--- BEGIN EXTRACTED MATERIAL ---

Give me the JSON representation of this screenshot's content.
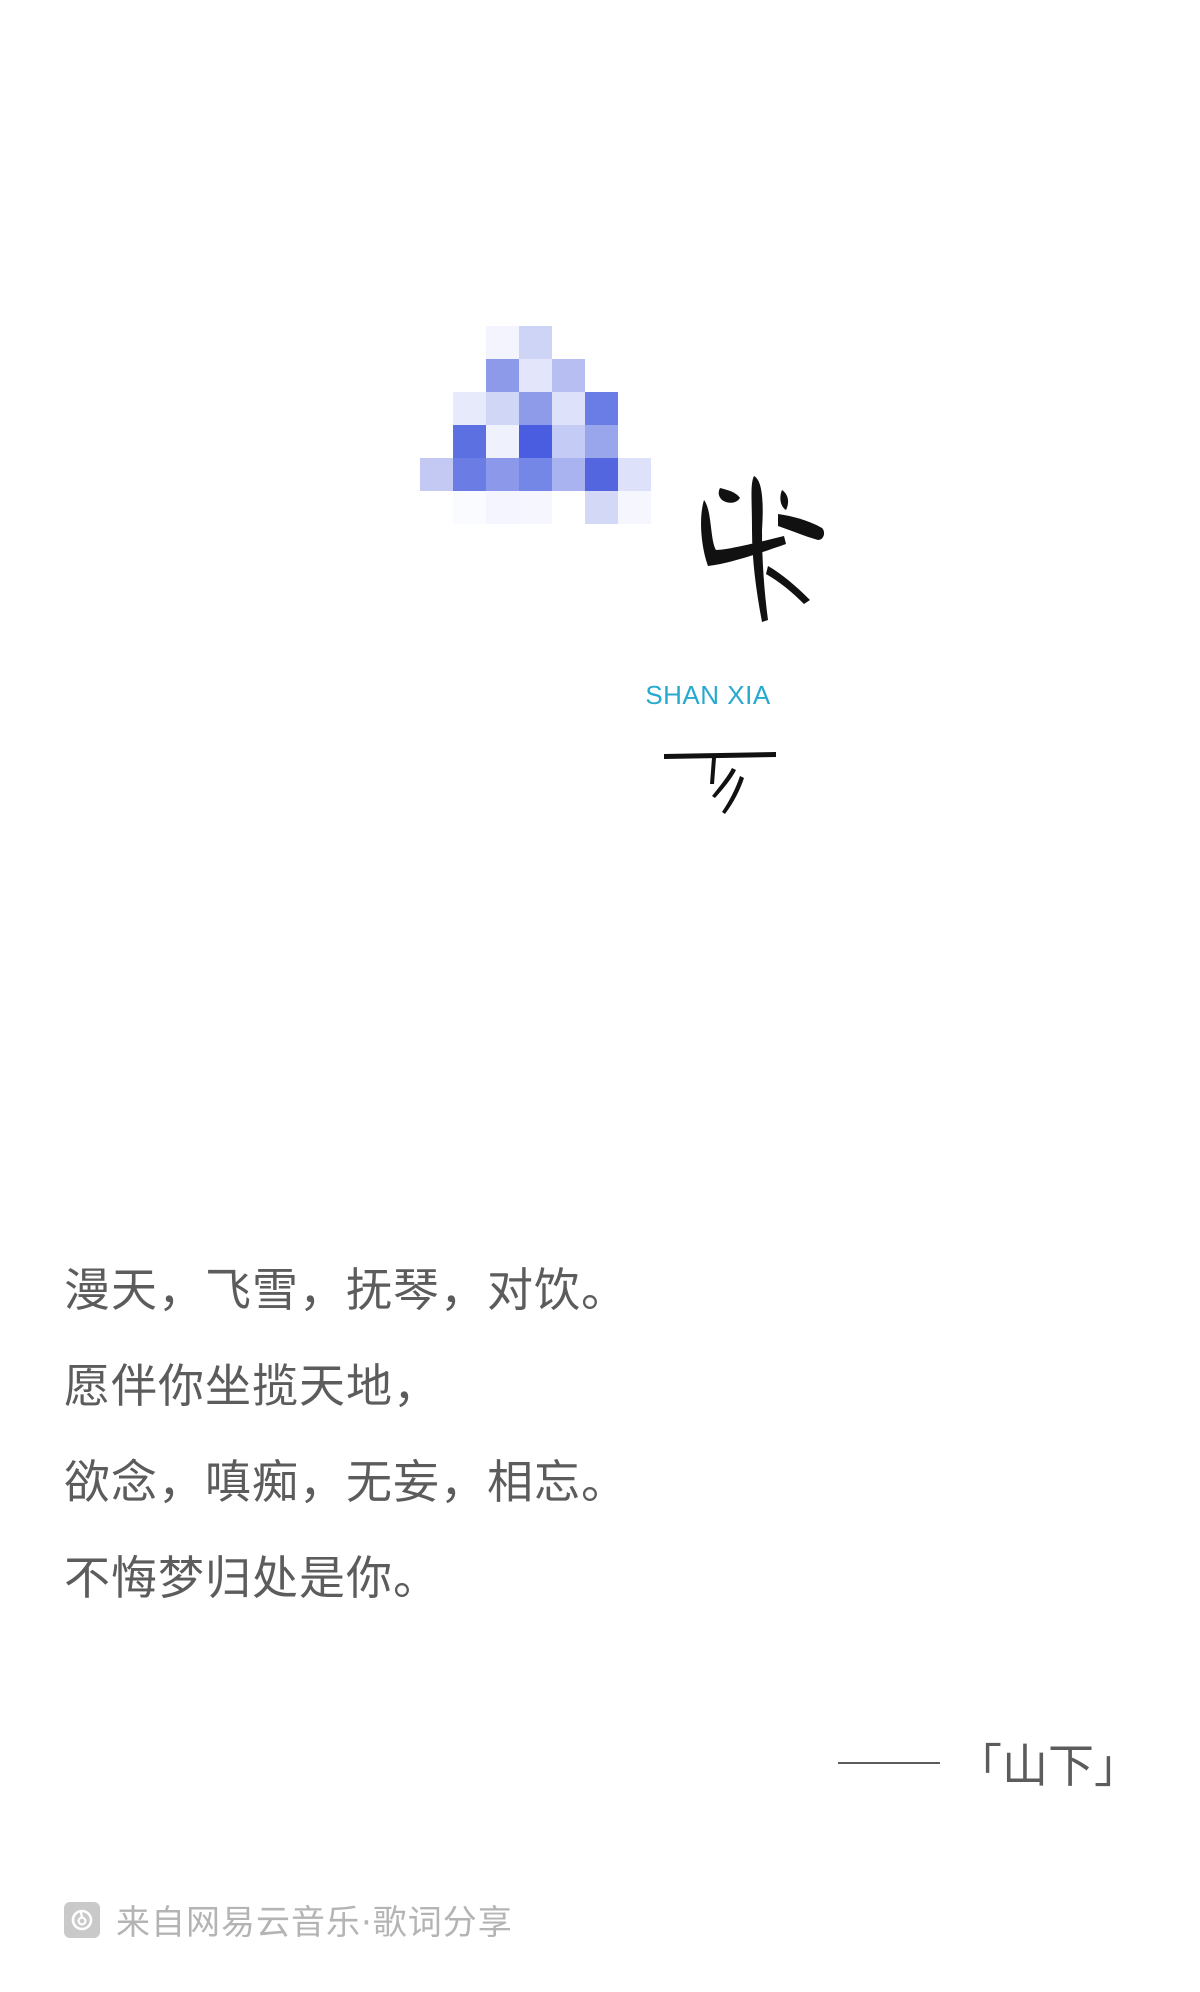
{
  "cover": {
    "pinyin": "SHAN XIA",
    "title_glyphs": [
      "山",
      "下"
    ],
    "palette": {
      "deep": "#4a5ce0",
      "mid": "#7f8ee8",
      "light": "#c3c9f3",
      "pale": "#e7eafb",
      "accent_text": "#27a9cf",
      "ink": "#111111"
    }
  },
  "lyrics": {
    "lines": [
      "漫天，飞雪，抚琴，对饮。",
      "愿伴你坐揽天地，",
      "欲念，嗔痴，无妄，相忘。",
      "不悔梦归处是你。"
    ]
  },
  "attribution": {
    "text": "「山下」"
  },
  "footer": {
    "icon": "netease-music-logo-icon",
    "text": "来自网易云音乐·歌词分享"
  }
}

--- END EXTRACTED MATERIAL ---

— SHORT EXERCISE —
Transcribe the records above verbatim. Do not carry over any picture.

— SOLUTION BELOW —
Give me the JSON representation of this screenshot's content.
{
  "cover": {
    "pinyin": "SHAN XIA",
    "title_glyphs": [
      "山",
      "下"
    ],
    "palette": {
      "deep": "#4a5ce0",
      "mid": "#7f8ee8",
      "light": "#c3c9f3",
      "pale": "#e7eafb",
      "accent_text": "#27a9cf",
      "ink": "#111111"
    }
  },
  "lyrics": {
    "lines": [
      "漫天，飞雪，抚琴，对饮。",
      "愿伴你坐揽天地，",
      "欲念，嗔痴，无妄，相忘。",
      "不悔梦归处是你。"
    ]
  },
  "attribution": {
    "text": "「山下」"
  },
  "footer": {
    "icon": "netease-music-logo-icon",
    "text": "来自网易云音乐·歌词分享"
  }
}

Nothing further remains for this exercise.